** PROBLEM DETAILS **
Repeat the records in full and exactly, omitting pictures.
_____
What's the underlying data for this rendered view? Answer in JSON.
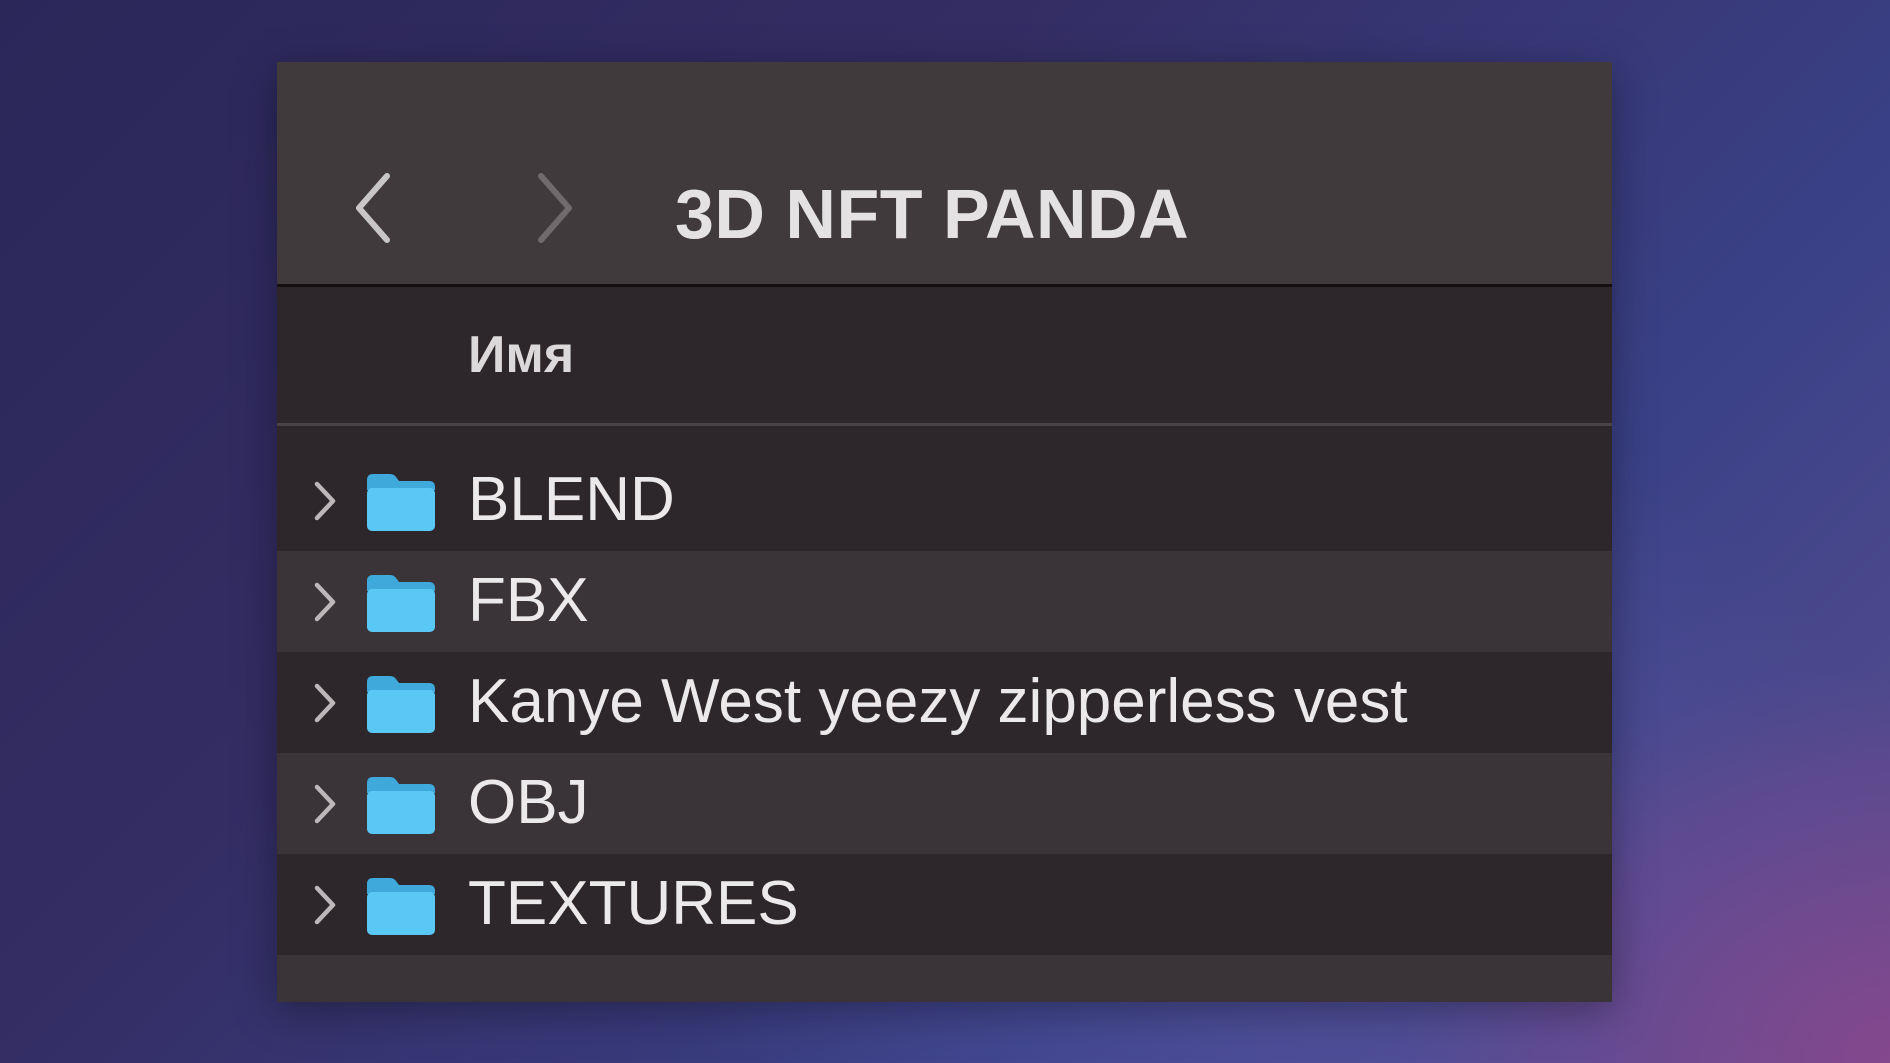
{
  "window": {
    "title": "3D NFT PANDA"
  },
  "toolbar": {
    "back_icon": "chevron-left-icon",
    "forward_icon": "chevron-right-icon"
  },
  "list_header": {
    "name_column": "Имя"
  },
  "files": [
    {
      "name": "BLEND",
      "type": "folder",
      "icon": "folder-icon",
      "expanded": false
    },
    {
      "name": "FBX",
      "type": "folder",
      "icon": "folder-icon",
      "expanded": false
    },
    {
      "name": "Kanye West yeezy zipperless vest",
      "type": "folder",
      "icon": "folder-icon",
      "expanded": false
    },
    {
      "name": "OBJ",
      "type": "folder",
      "icon": "folder-icon",
      "expanded": false
    },
    {
      "name": "TEXTURES",
      "type": "folder",
      "icon": "folder-icon",
      "expanded": false
    }
  ],
  "colors": {
    "toolbar_bg": "#403a3d",
    "list_bg": "#2d262a",
    "row_alt_bg": "#3a3337",
    "folder_blue": "#5ac8f5",
    "text": "#ebe9ea"
  }
}
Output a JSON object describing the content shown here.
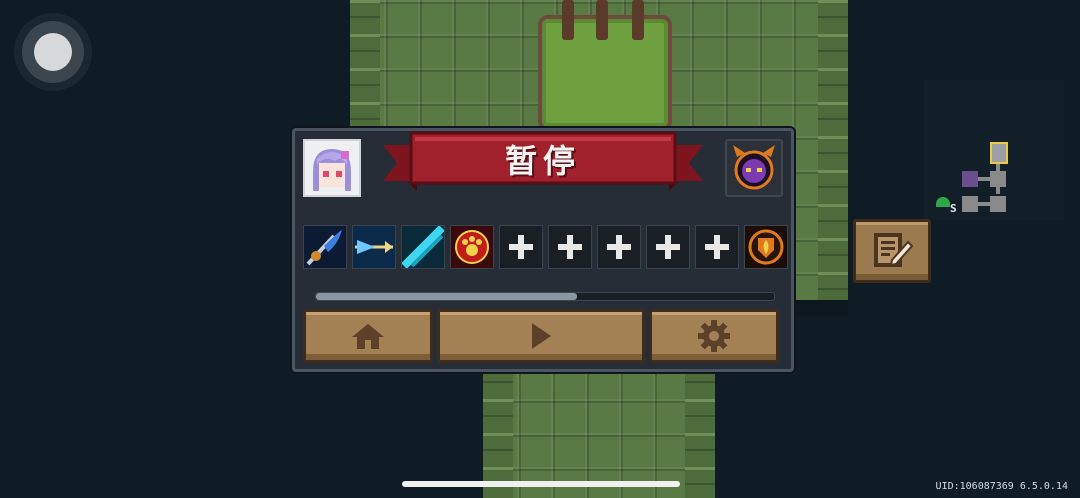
{
  "pause_menu": {
    "title": "暂停",
    "progress_fraction": 0.57,
    "skills": [
      {
        "icon": "drill-lance-icon",
        "filled": true
      },
      {
        "icon": "energy-arrow-icon",
        "filled": true
      },
      {
        "icon": "cyan-slash-icon",
        "filled": true
      },
      {
        "icon": "paw-print-icon",
        "filled": true
      },
      {
        "icon": "plus-icon",
        "filled": false
      },
      {
        "icon": "plus-icon",
        "filled": false
      },
      {
        "icon": "plus-icon",
        "filled": false
      },
      {
        "icon": "plus-icon",
        "filled": false
      },
      {
        "icon": "plus-icon",
        "filled": false
      },
      {
        "icon": "flame-shield-icon",
        "filled": true
      }
    ],
    "buttons": [
      {
        "name": "home-button",
        "icon": "home-icon"
      },
      {
        "name": "resume-button",
        "icon": "play-icon"
      },
      {
        "name": "settings-button",
        "icon": "gear-icon"
      }
    ]
  },
  "minimap": {
    "portal_label": "S"
  },
  "footer": {
    "uid_text": "UID:106087369 6.5.0.14"
  },
  "colors": {
    "banner_red": "#a0202c",
    "button_tan": "#a38155",
    "panel_bg": "#262d36"
  }
}
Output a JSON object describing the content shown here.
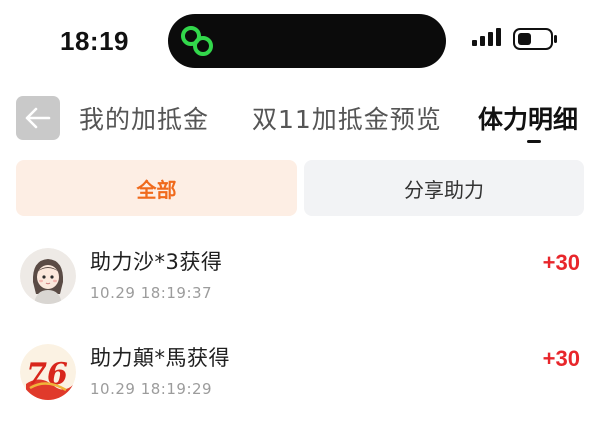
{
  "status": {
    "time": "18:19",
    "island_icon": "link-icon",
    "signal_icon": "cellular-signal-icon",
    "battery_icon": "battery-icon",
    "island_icon_color": "#32d74b"
  },
  "nav": {
    "back_icon": "back-arrow-icon",
    "tabs": [
      {
        "label": "我的加抵金",
        "active": false
      },
      {
        "label": "双11加抵金预览",
        "active": false
      },
      {
        "label": "体力明细",
        "active": true
      }
    ]
  },
  "filters": [
    {
      "label": "全部",
      "active": true
    },
    {
      "label": "分享助力",
      "active": false
    }
  ],
  "records": [
    {
      "title": "助力沙*3获得",
      "time": "10.29 18:19:37",
      "points": "+30",
      "avatar": "cartoon-avatar"
    },
    {
      "title": "助力顛*馬获得",
      "time": "10.29 18:19:29",
      "points": "+30",
      "avatar": "anniversary-76-avatar"
    }
  ],
  "colors": {
    "accent": "#f06a1c",
    "active_filter_bg": "#fdeee4",
    "points": "#e8262b"
  }
}
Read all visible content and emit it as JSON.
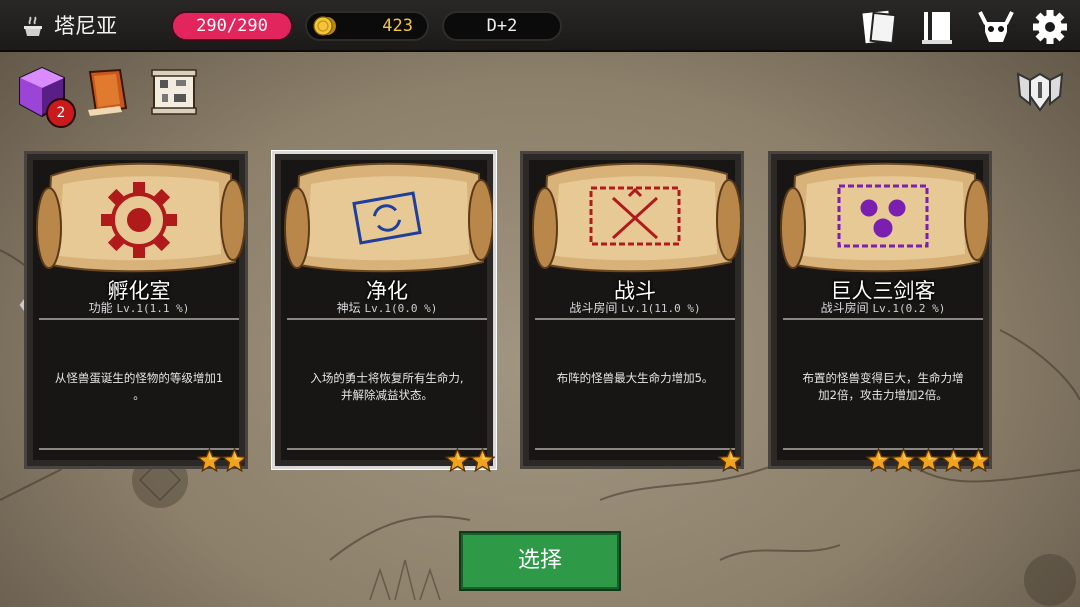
{
  "topbar": {
    "location_name": "塔尼亚",
    "hp": "290/290",
    "gold": "423",
    "day": "D+2",
    "icons": [
      "pot-icon",
      "coin-icon",
      "cards-icon",
      "book-icon",
      "monster-skull-icon",
      "gear-icon"
    ]
  },
  "tools": {
    "badge_count": "2",
    "icons": [
      "purple-cube-icon",
      "spellbook-icon",
      "map-scroll-icon",
      "winged-shield-icon"
    ]
  },
  "cards": [
    {
      "title": "孵化室",
      "category": "功能",
      "level": "Lv.1(1.1 %)",
      "desc_lines": [
        "从怪兽蛋诞生的怪物的等级增加1",
        "。"
      ],
      "stars": 2,
      "emblem": "gear-emblem-icon",
      "emblem_color": "#b01a1a"
    },
    {
      "title": "净化",
      "category": "神坛",
      "level": "Lv.1(0.0 %)",
      "desc_lines": [
        "入场的勇士将恢复所有生命力,",
        "并解除减益状态。"
      ],
      "stars": 2,
      "emblem": "cycle-emblem-icon",
      "emblem_color": "#1f3f9a"
    },
    {
      "title": "战斗",
      "category": "战斗房间",
      "level": "Lv.1(11.0 %)",
      "desc_lines": [
        "布阵的怪兽最大生命力增加5。"
      ],
      "stars": 1,
      "emblem": "crossed-swords-emblem-icon",
      "emblem_color": "#b01a1a"
    },
    {
      "title": "巨人三剑客",
      "category": "战斗房间",
      "level": "Lv.1(0.2 %)",
      "desc_lines": [
        "布置的怪兽变得巨大，生命力增",
        "加2倍，攻击力增加2倍。"
      ],
      "stars": 5,
      "emblem": "three-giants-emblem-icon",
      "emblem_color": "#7a1fb0"
    }
  ],
  "selected_card_index": 1,
  "select_button_label": "选择",
  "colors": {
    "hp": "#e2255d",
    "gold": "#f4c43a",
    "select_button": "#2e9a48"
  }
}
_____
** RESULT **
What's the underlying data for this rendered view? Answer in JSON.
{
  "window": {
    "title": "3D NFT PANDA"
  },
  "toolbar": {
    "back_icon": "chevron-left-icon",
    "forward_icon": "chevron-right-icon"
  },
  "list_header": {
    "name_column": "Имя"
  },
  "files": [
    {
      "name": "BLEND",
      "type": "folder",
      "icon": "folder-icon",
      "expanded": false
    },
    {
      "name": "FBX",
      "type": "folder",
      "icon": "folder-icon",
      "expanded": false
    },
    {
      "name": "Kanye West yeezy zipperless vest",
      "type": "folder",
      "icon": "folder-icon",
      "expanded": false
    },
    {
      "name": "OBJ",
      "type": "folder",
      "icon": "folder-icon",
      "expanded": false
    },
    {
      "name": "TEXTURES",
      "type": "folder",
      "icon": "folder-icon",
      "expanded": false
    }
  ],
  "colors": {
    "toolbar_bg": "#403a3d",
    "list_bg": "#2d262a",
    "row_alt_bg": "#3a3337",
    "folder_blue": "#5ac8f5",
    "text": "#ebe9ea"
  }
}
Output a JSON object describing the content shown here.
{
  "pause_menu": {
    "title": "暂停",
    "progress_fraction": 0.57,
    "skills": [
      {
        "icon": "drill-lance-icon",
        "filled": true
      },
      {
        "icon": "energy-arrow-icon",
        "filled": true
      },
      {
        "icon": "cyan-slash-icon",
        "filled": true
      },
      {
        "icon": "paw-print-icon",
        "filled": true
      },
      {
        "icon": "plus-icon",
        "filled": false
      },
      {
        "icon": "plus-icon",
        "filled": false
      },
      {
        "icon": "plus-icon",
        "filled": false
      },
      {
        "icon": "plus-icon",
        "filled": false
      },
      {
        "icon": "plus-icon",
        "filled": false
      },
      {
        "icon": "flame-shield-icon",
        "filled": true
      }
    ],
    "buttons": [
      {
        "name": "home-button",
        "icon": "home-icon"
      },
      {
        "name": "resume-button",
        "icon": "play-icon"
      },
      {
        "name": "settings-button",
        "icon": "gear-icon"
      }
    ]
  },
  "minimap": {
    "portal_label": "S"
  },
  "footer": {
    "uid_text": "UID:106087369 6.5.0.14"
  },
  "colors": {
    "banner_red": "#a0202c",
    "button_tan": "#a38155",
    "panel_bg": "#262d36"
  }
}
Output a JSON object describing the content shown here.
{
  "status": {
    "time": "18:19",
    "island_icon": "link-icon",
    "signal_icon": "cellular-signal-icon",
    "battery_icon": "battery-icon",
    "island_icon_color": "#32d74b"
  },
  "nav": {
    "back_icon": "back-arrow-icon",
    "tabs": [
      {
        "label": "我的加抵金",
        "active": false
      },
      {
        "label": "双11加抵金预览",
        "active": false
      },
      {
        "label": "体力明细",
        "active": true
      }
    ]
  },
  "filters": [
    {
      "label": "全部",
      "active": true
    },
    {
      "label": "分享助力",
      "active": false
    }
  ],
  "records": [
    {
      "title": "助力沙*3获得",
      "time": "10.29 18:19:37",
      "points": "+30",
      "avatar": "cartoon-avatar"
    },
    {
      "title": "助力顛*馬获得",
      "time": "10.29 18:19:29",
      "points": "+30",
      "avatar": "anniversary-76-avatar"
    }
  ],
  "colors": {
    "accent": "#f06a1c",
    "active_filter_bg": "#fdeee4",
    "points": "#e8262b"
  }
}
Read all visible content and emit it as JSON.
{
  "topbar": {
    "location_name": "塔尼亚",
    "hp": "290/290",
    "gold": "423",
    "day": "D+2",
    "icons": [
      "pot-icon",
      "coin-icon",
      "cards-icon",
      "book-icon",
      "monster-skull-icon",
      "gear-icon"
    ]
  },
  "tools": {
    "badge_count": "2",
    "icons": [
      "purple-cube-icon",
      "spellbook-icon",
      "map-scroll-icon",
      "winged-shield-icon"
    ]
  },
  "cards": [
    {
      "title": "孵化室",
      "category": "功能",
      "level": "Lv.1(1.1 %)",
      "desc_lines": [
        "从怪兽蛋诞生的怪物的等级增加1",
        "。"
      ],
      "stars": 2,
      "emblem": "gear-emblem-icon",
      "emblem_color": "#b01a1a"
    },
    {
      "title": "净化",
      "category": "神坛",
      "level": "Lv.1(0.0 %)",
      "desc_lines": [
        "入场的勇士将恢复所有生命力,",
        "并解除减益状态。"
      ],
      "stars": 2,
      "emblem": "cycle-emblem-icon",
      "emblem_color": "#1f3f9a"
    },
    {
      "title": "战斗",
      "category": "战斗房间",
      "level": "Lv.1(11.0 %)",
      "desc_lines": [
        "布阵的怪兽最大生命力增加5。"
      ],
      "stars": 1,
      "emblem": "crossed-swords-emblem-icon",
      "emblem_color": "#b01a1a"
    },
    {
      "title": "巨人三剑客",
      "category": "战斗房间",
      "level": "Lv.1(0.2 %)",
      "desc_lines": [
        "布置的怪兽变得巨大，生命力增",
        "加2倍，攻击力增加2倍。"
      ],
      "stars": 5,
      "emblem": "three-giants-emblem-icon",
      "emblem_color": "#7a1fb0"
    }
  ],
  "selected_card_index": 1,
  "select_button_label": "选择",
  "colors": {
    "hp": "#e2255d",
    "gold": "#f4c43a",
    "select_button": "#2e9a48"
  }
}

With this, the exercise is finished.